-------- RECORDS FOR THE TASK

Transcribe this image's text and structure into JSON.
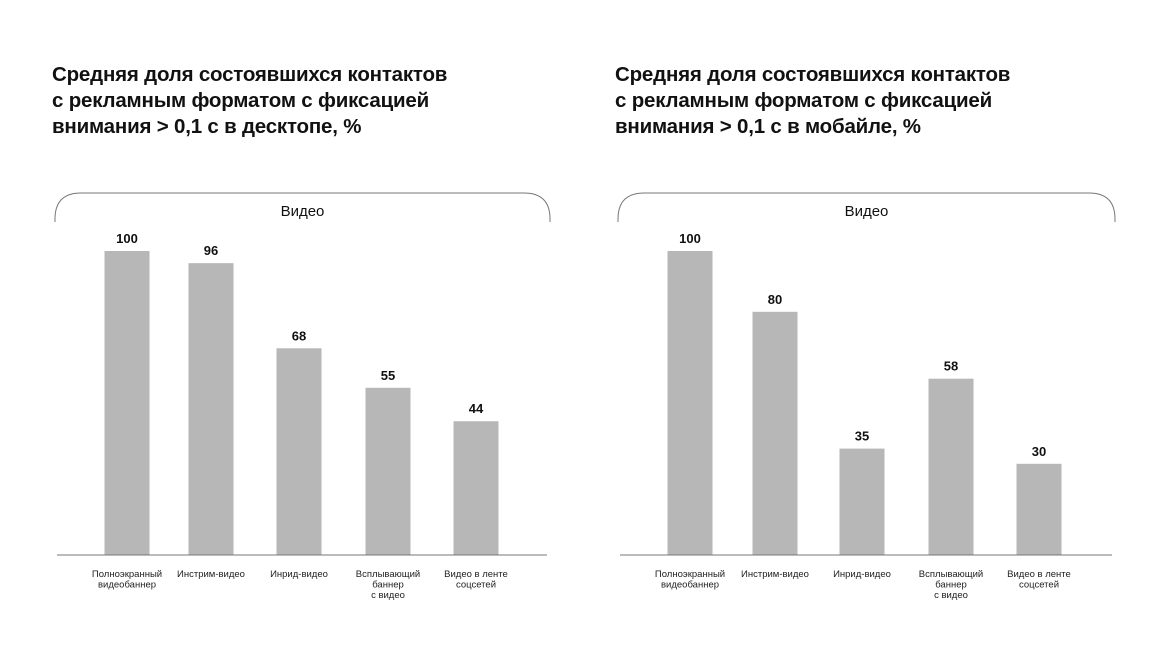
{
  "chart_data": [
    {
      "type": "bar",
      "title": "Средняя доля состоявшихся контактов\nс рекламным форматом с фиксацией\nвнимания > 0,1 с в десктопе, %",
      "group_label": "Видео",
      "categories": [
        "Полноэкранный\nвидеобаннер",
        "Инстрим-видео",
        "Инрид-видео",
        "Всплывающий\nбаннер\nс видео",
        "Видео в ленте\nсоцсетей"
      ],
      "values": [
        100,
        96,
        68,
        55,
        44
      ],
      "ylim": [
        0,
        100
      ],
      "grid": false,
      "bar_color": "#b7b7b7"
    },
    {
      "type": "bar",
      "title": "Средняя доля состоявшихся контактов\nс рекламным форматом с фиксацией\nвнимания > 0,1 с в мобайле, %",
      "group_label": "Видео",
      "categories": [
        "Полноэкранный\nвидеобаннер",
        "Инстрим-видео",
        "Инрид-видео",
        "Всплывающий\nбаннер\nс видео",
        "Видео в ленте\nсоцсетей"
      ],
      "values": [
        100,
        80,
        35,
        58,
        30
      ],
      "ylim": [
        0,
        100
      ],
      "grid": false,
      "bar_color": "#b7b7b7"
    }
  ]
}
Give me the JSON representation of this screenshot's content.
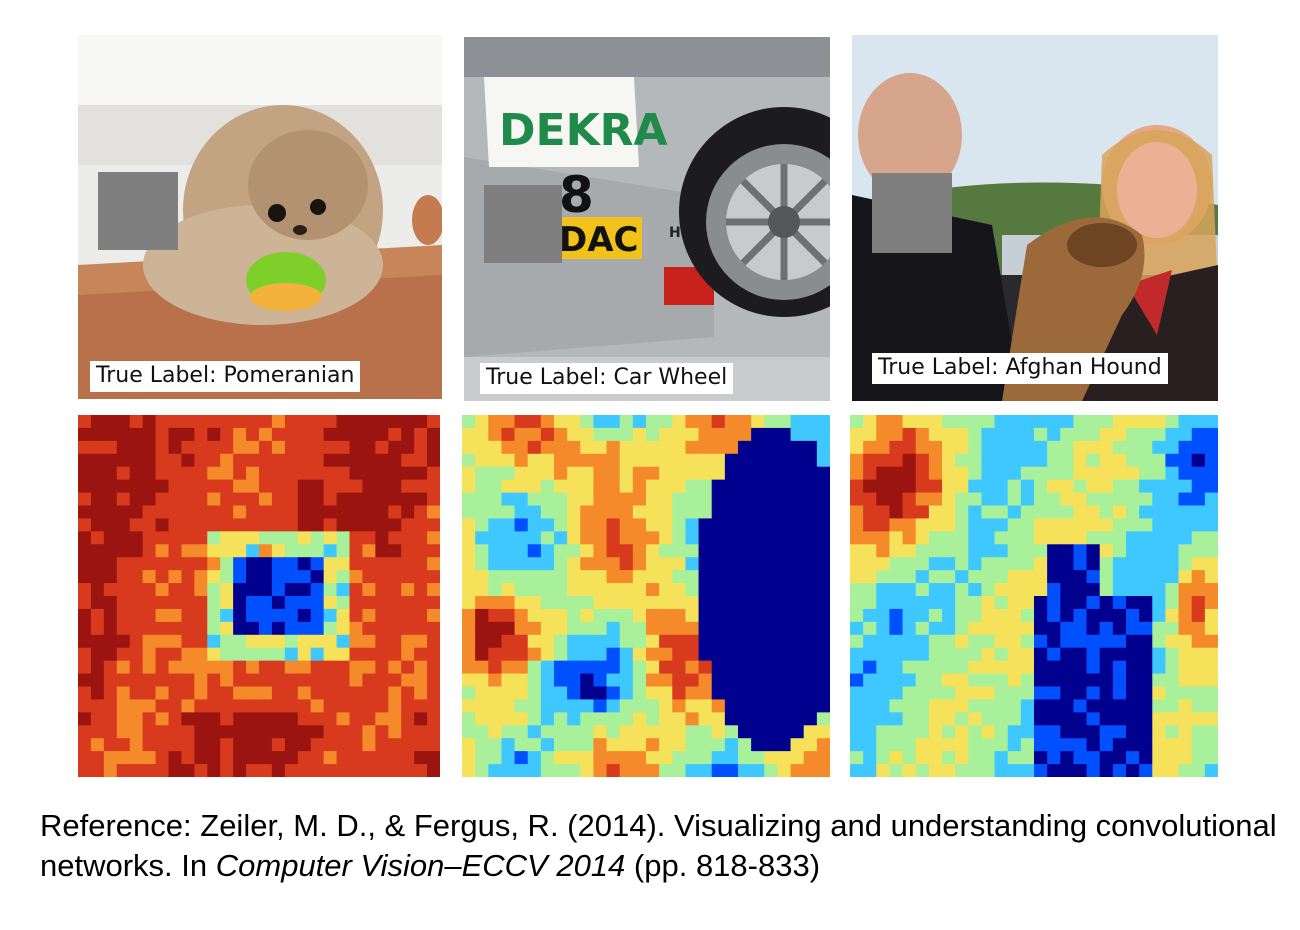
{
  "panels": [
    {
      "true_label": "True Label: Pomeranian",
      "photo_icon": "pomeranian-dog-photo"
    },
    {
      "true_label": "True Label: Car Wheel",
      "photo_icon": "race-car-wheel-photo",
      "car_sticker_text": "DEKRA",
      "car_number": "8",
      "car_sponsor_text": "DAC",
      "car_small_text": "H&R"
    },
    {
      "true_label": "True Label: Afghan Hound",
      "photo_icon": "people-and-afghan-hound-photo"
    }
  ],
  "occluder_color": "#7f7f7f",
  "heatmap_colors": [
    "#00008f",
    "#0050ff",
    "#3fc8ff",
    "#a8f09a",
    "#f5e25a",
    "#f58a2a",
    "#d83a1e",
    "#9c1410"
  ],
  "reference": {
    "prefix": "Reference: Zeiler, M. D., & Fergus, R. (2014). Visualizing and understanding convolutional networks. In ",
    "venue": "Computer Vision–ECCV 2014",
    "suffix": " (pp. 818-833)"
  }
}
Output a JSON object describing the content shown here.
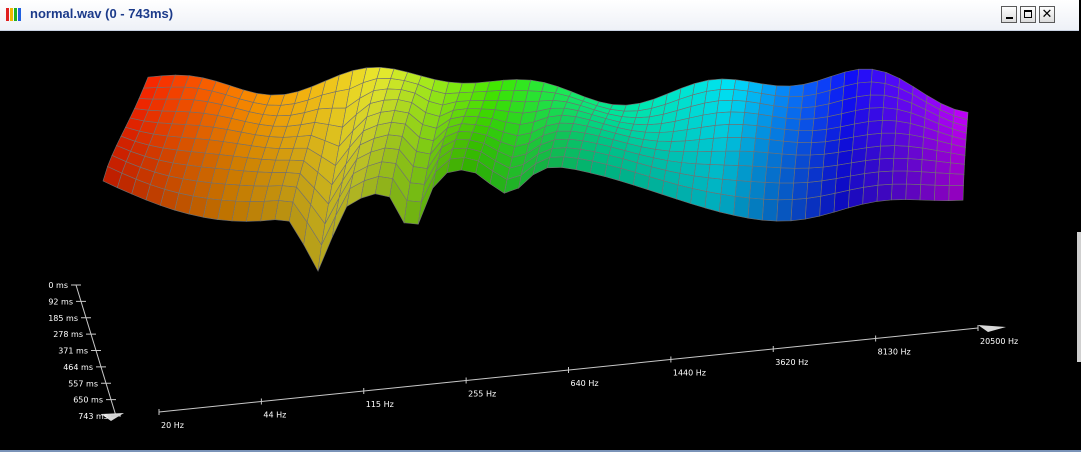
{
  "window": {
    "title": "normal.wav (0 - 743ms)",
    "buttons": {
      "minimize": "minimize",
      "maximize": "maximize",
      "close": "✕"
    }
  },
  "app_icon_colors": [
    "#e02020",
    "#f0b800",
    "#20b020",
    "#2060e0"
  ],
  "chart_data": {
    "type": "surface",
    "x_axis_ticks": [
      "20 Hz",
      "44 Hz",
      "115 Hz",
      "255 Hz",
      "640 Hz",
      "1440 Hz",
      "3620 Hz",
      "8130 Hz",
      "20500 Hz"
    ],
    "z_axis_ticks": [
      "0 ms",
      "92 ms",
      "185 ms",
      "278 ms",
      "371 ms",
      "464 ms",
      "557 ms",
      "650 ms",
      "743 ms"
    ],
    "colors_by_band": [
      "#ff2200",
      "#ff9a00",
      "#f0f030",
      "#40ee00",
      "#00f0a0",
      "#00e8ff",
      "#1010ff",
      "#cc00ff"
    ]
  }
}
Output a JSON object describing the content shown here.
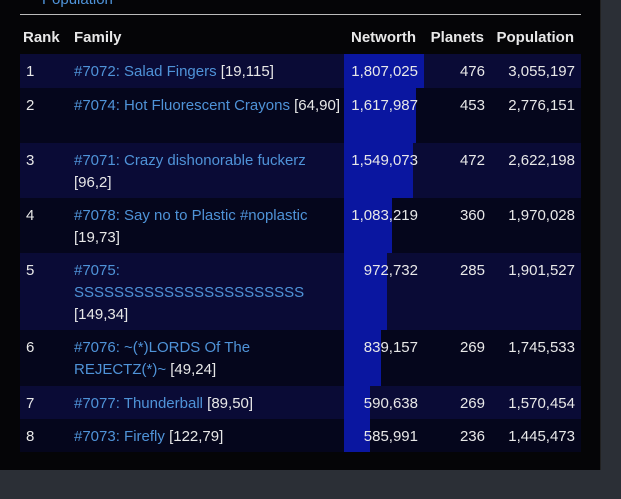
{
  "legend_label": "Population",
  "table": {
    "headers": [
      "Rank",
      "Family",
      "Networth",
      "Planets",
      "Population"
    ],
    "rows": [
      {
        "rank": 1,
        "family": "#7072: Salad Fingers",
        "coords": "[19,115]",
        "networth": 1807025,
        "networth_label": "1,807,025",
        "planets": 476,
        "population": "3,055,197"
      },
      {
        "rank": 2,
        "family": "#7074: Hot Fluorescent Crayons",
        "coords": "[64,90]",
        "networth": 1617987,
        "networth_label": "1,617,987",
        "planets": 453,
        "population": "2,776,151"
      },
      {
        "rank": 3,
        "family": "#7071: Crazy dishonorable fuckerz",
        "coords": "[96,2]",
        "networth": 1549073,
        "networth_label": "1,549,073",
        "planets": 472,
        "population": "2,622,198"
      },
      {
        "rank": 4,
        "family": "#7078: Say no to Plastic #noplastic",
        "coords": "[19,73]",
        "networth": 1083219,
        "networth_label": "1,083,219",
        "planets": 360,
        "population": "1,970,028"
      },
      {
        "rank": 5,
        "family": "#7075: SSSSSSSSSSSSSSSSSSSSSSS",
        "coords": "[149,34]",
        "networth": 972732,
        "networth_label": "972,732",
        "planets": 285,
        "population": "1,901,527"
      },
      {
        "rank": 6,
        "family": "#7076: ~(*)LORDS Of The REJECTZ(*)~",
        "coords": "[49,24]",
        "networth": 839157,
        "networth_label": "839,157",
        "planets": 269,
        "population": "1,745,533"
      },
      {
        "rank": 7,
        "family": "#7077: Thunderball",
        "coords": "[89,50]",
        "networth": 590638,
        "networth_label": "590,638",
        "planets": 269,
        "population": "1,570,454"
      },
      {
        "rank": 8,
        "family": "#7073: Firefly",
        "coords": "[122,79]",
        "networth": 585991,
        "networth_label": "585,991",
        "planets": 236,
        "population": "1,445,473"
      }
    ]
  }
}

----------------

EXERCISE OBJECTIVE
Reproduce each line of the entries in which the word "Средняя" is found.

SOLUTION FOR THIS PROBLEM
      "title": "Средняя доля состоявшихся контактов\nс рекламным форматом с фиксацией\nвнимания > 0,1 с в десктопе, %",
      "title": "Средняя доля состоявшихся контактов\nс рекламным форматом с фиксацией\nвнимания > 0,1 с в мобайле, %",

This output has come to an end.